** start **

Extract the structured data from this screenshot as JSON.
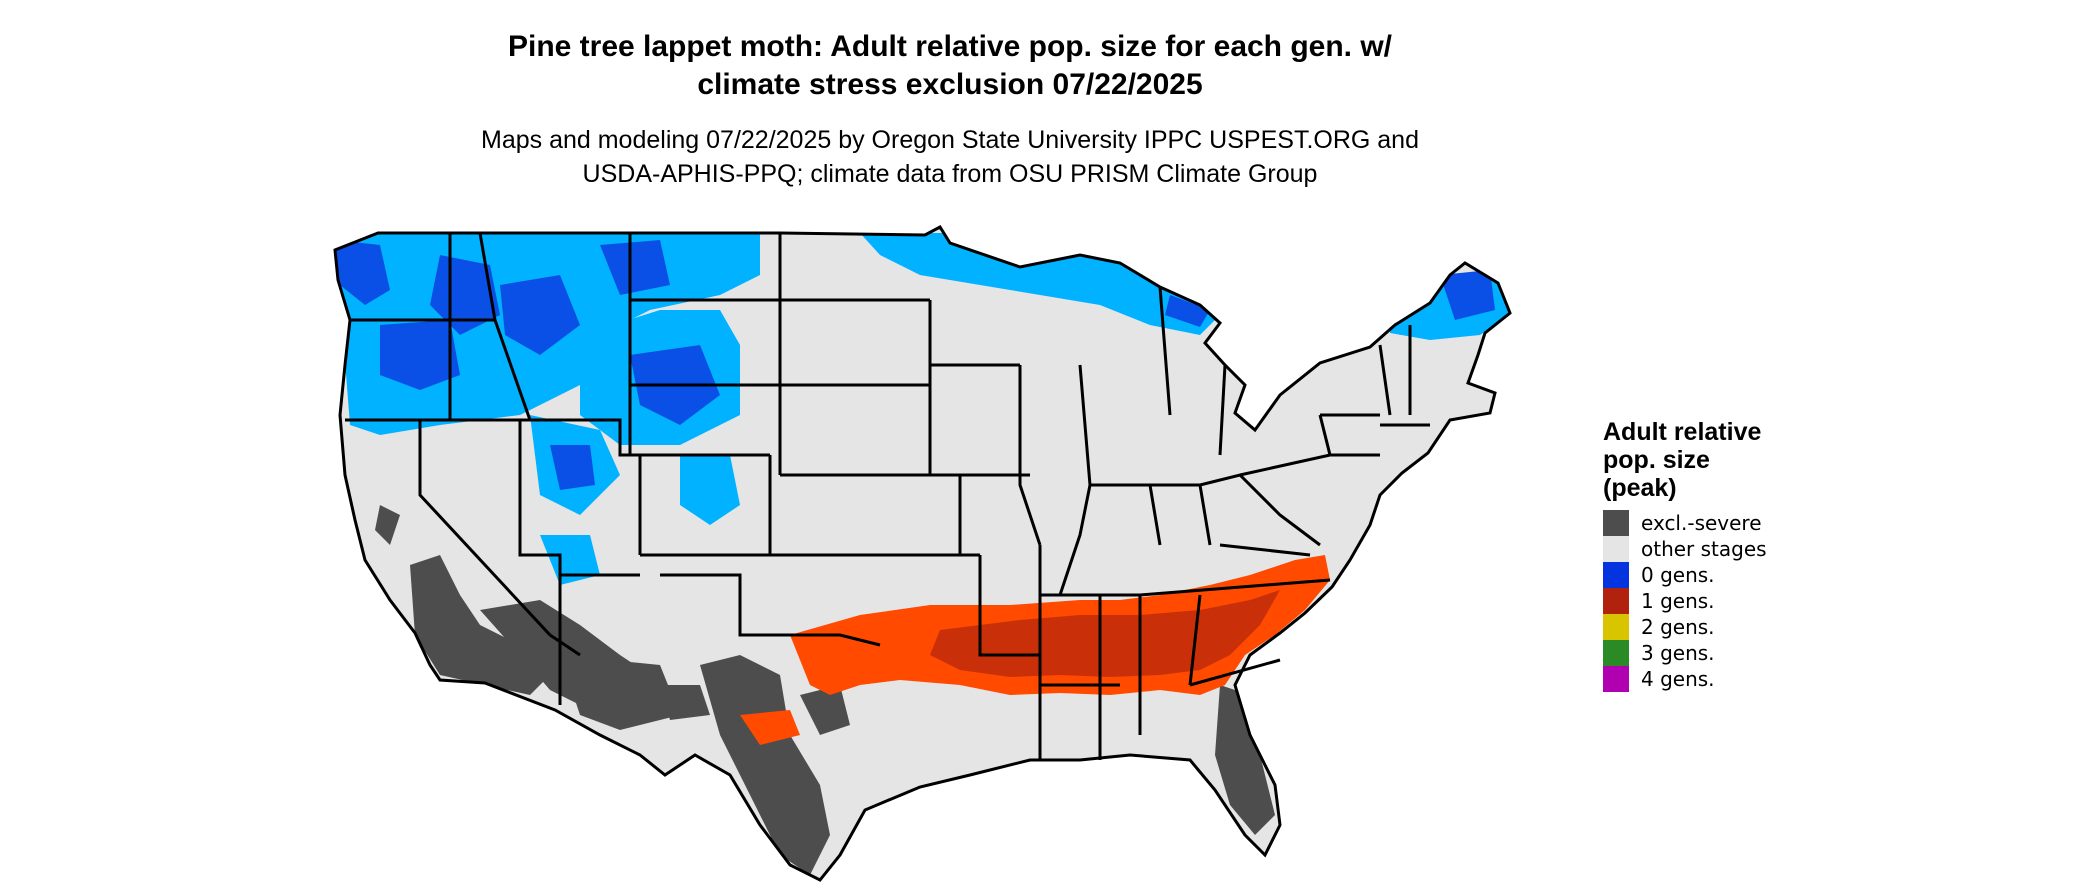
{
  "title": {
    "line1": "Pine tree lappet moth: Adult relative pop. size for each gen. w/",
    "line2": "climate stress exclusion 07/22/2025"
  },
  "subtitle": {
    "line1": "Maps and modeling 07/22/2025 by Oregon State University IPPC USPEST.ORG and",
    "line2": "USDA-APHIS-PPQ; climate data from OSU PRISM Climate Group"
  },
  "map": {
    "region": "contiguous-united-states",
    "colors": {
      "excl_severe": "#4d4d4d",
      "other_stages": "#e5e5e5",
      "zero_gens_light": "#00b2ff",
      "zero_gens_dark": "#0a4fe6",
      "one_gen_bright": "#ff4a00",
      "one_gen_dark": "#c9300a",
      "border": "#000000"
    }
  },
  "legend": {
    "title_line1": "Adult relative",
    "title_line2": "pop. size",
    "title_line3": "(peak)",
    "items": [
      {
        "label": "excl.-severe",
        "color": "#4d4d4d"
      },
      {
        "label": "other stages",
        "color": "#e5e5e5"
      },
      {
        "label": "0 gens.",
        "color": "#0433e0"
      },
      {
        "label": "1 gens.",
        "color": "#b0220e"
      },
      {
        "label": "2 gens.",
        "color": "#d9c400"
      },
      {
        "label": "3 gens.",
        "color": "#2a8a26"
      },
      {
        "label": "4 gens.",
        "color": "#b000b0"
      }
    ]
  }
}
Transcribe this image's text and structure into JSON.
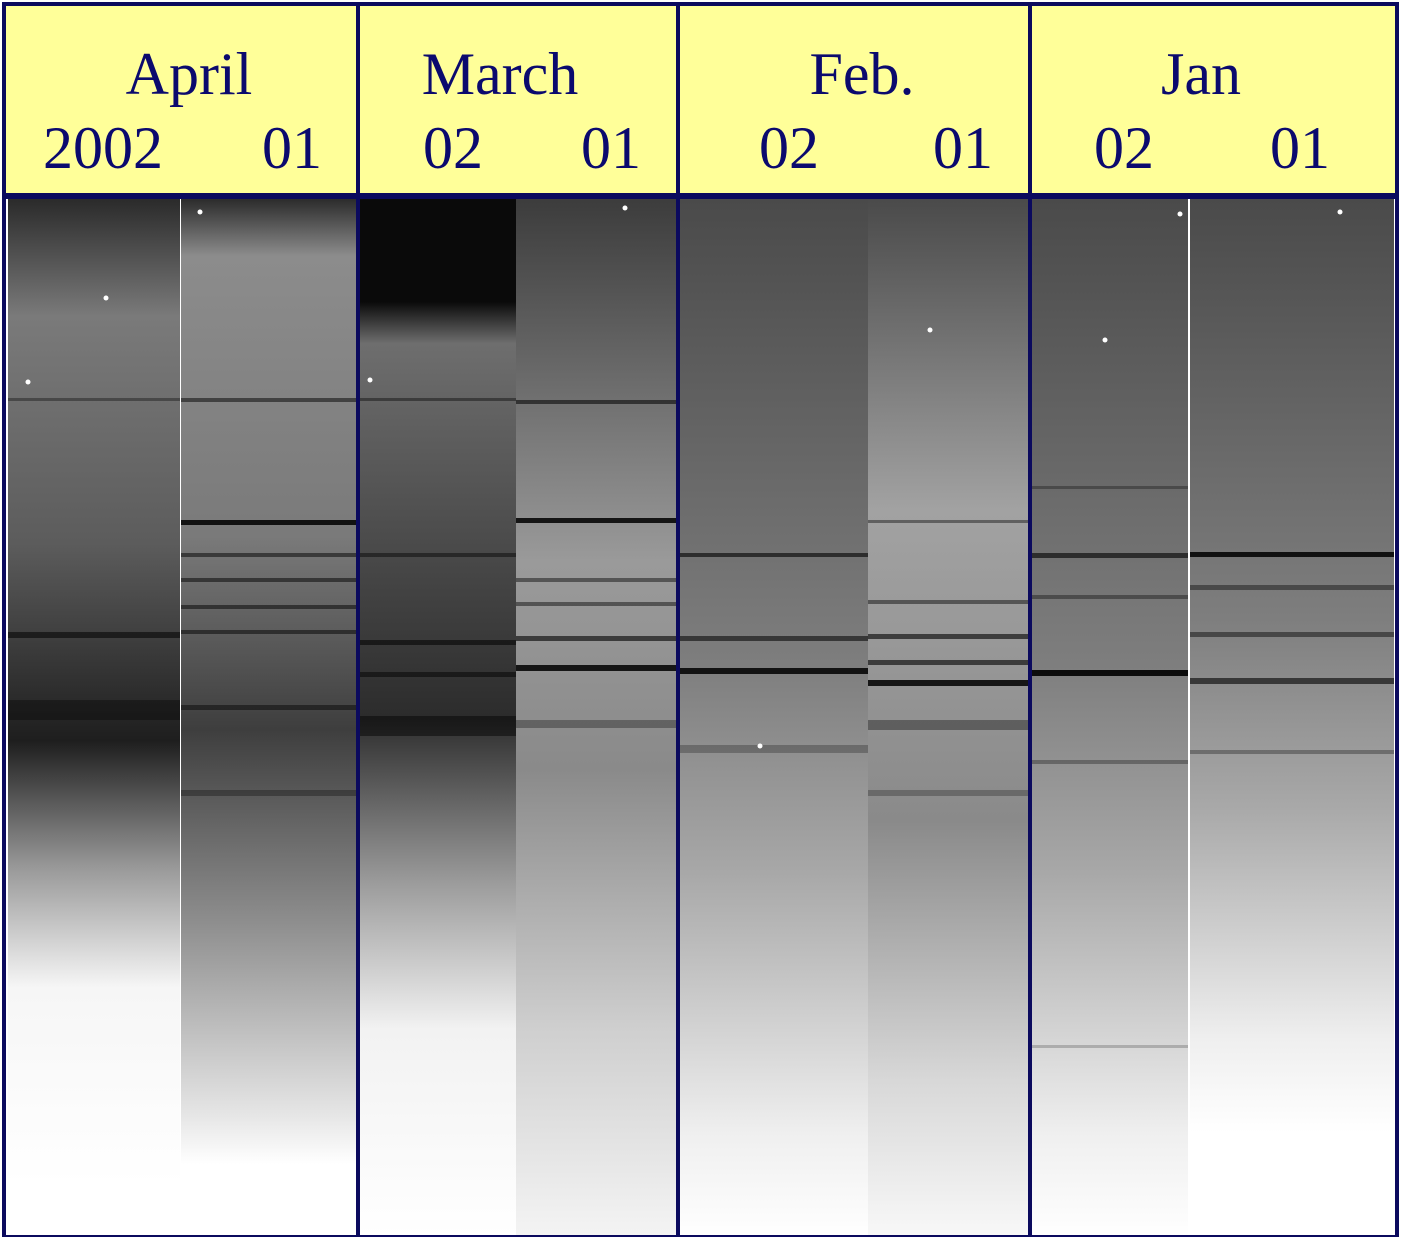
{
  "header_background": "#ffff99",
  "border_color": "#0b0a5e",
  "label_color": "#0b0a6e",
  "panels": [
    {
      "month": "April",
      "lanes": [
        "2002",
        "01"
      ]
    },
    {
      "month": "March",
      "lanes": [
        "02",
        "01"
      ]
    },
    {
      "month": "Feb.",
      "lanes": [
        "02",
        "01"
      ]
    },
    {
      "month": "Jan",
      "lanes": [
        "02",
        "01"
      ]
    }
  ]
}
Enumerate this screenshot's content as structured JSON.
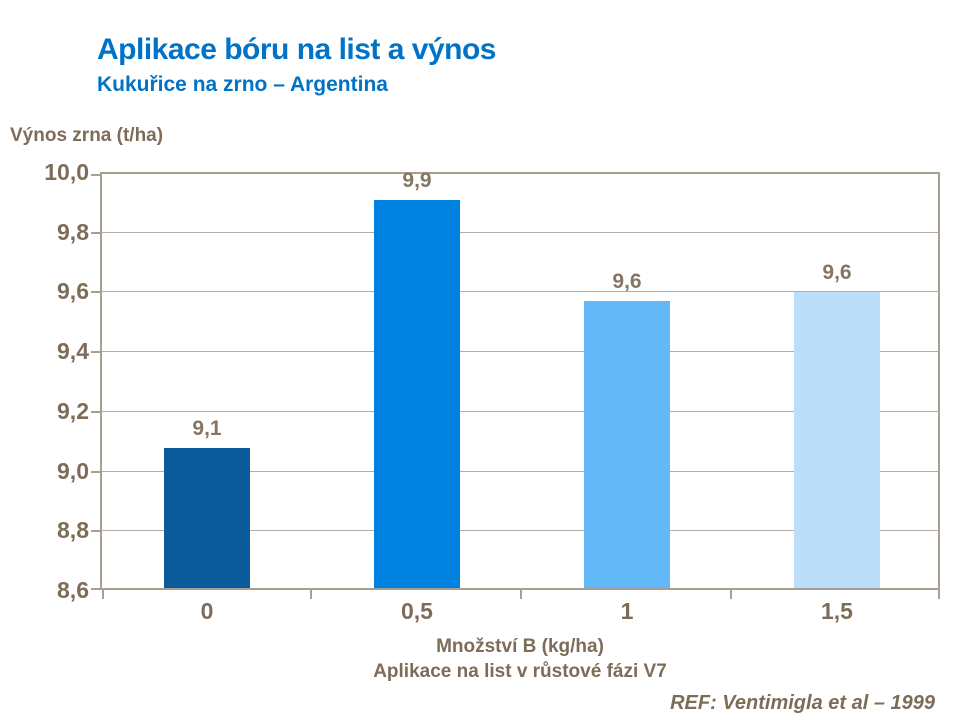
{
  "header": {
    "title": "Aplikace bóru na list a výnos",
    "subtitle": "Kukuřice na zrno – Argentina"
  },
  "footer": {
    "ref": "REF: Ventimigla et al – 1999"
  },
  "colors": {
    "title_blue": "#0073c7",
    "text_brown": "#7d6d58",
    "axis_line": "#a89e91",
    "gridline": "#b5aca2",
    "bar_colors": [
      "#0a5a9c",
      "#0082e1",
      "#63b9f7",
      "#bcdef9"
    ]
  },
  "chart_data": {
    "type": "bar",
    "title": "Aplikace bóru na list a výnos",
    "subtitle": "Kukuřice na zrno – Argentina",
    "ylabel": "Výnos zrna (t/ha)",
    "xlabel_line1": "Množství B (kg/ha)",
    "xlabel_line2": "Aplikace na list v růstové fázi V7",
    "categories": [
      "0",
      "0,5",
      "1",
      "1,5"
    ],
    "values": [
      9.07,
      9.9,
      9.56,
      9.59
    ],
    "value_labels": [
      "9,1",
      "9,9",
      "9,6",
      "9,6"
    ],
    "ylim": [
      8.6,
      10.0
    ],
    "ytick_step": 0.2,
    "ytick_labels": [
      "10,0",
      "9,8",
      "9,6",
      "9,4",
      "9,2",
      "9,0",
      "8,8",
      "8,6"
    ],
    "grid": true,
    "legend": false,
    "annotation": "REF: Ventimigla et al – 1999"
  }
}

** end **

Give only the number of lines in the material above that hold the word "structured".

SOLUTION FOR THIS TASK - 2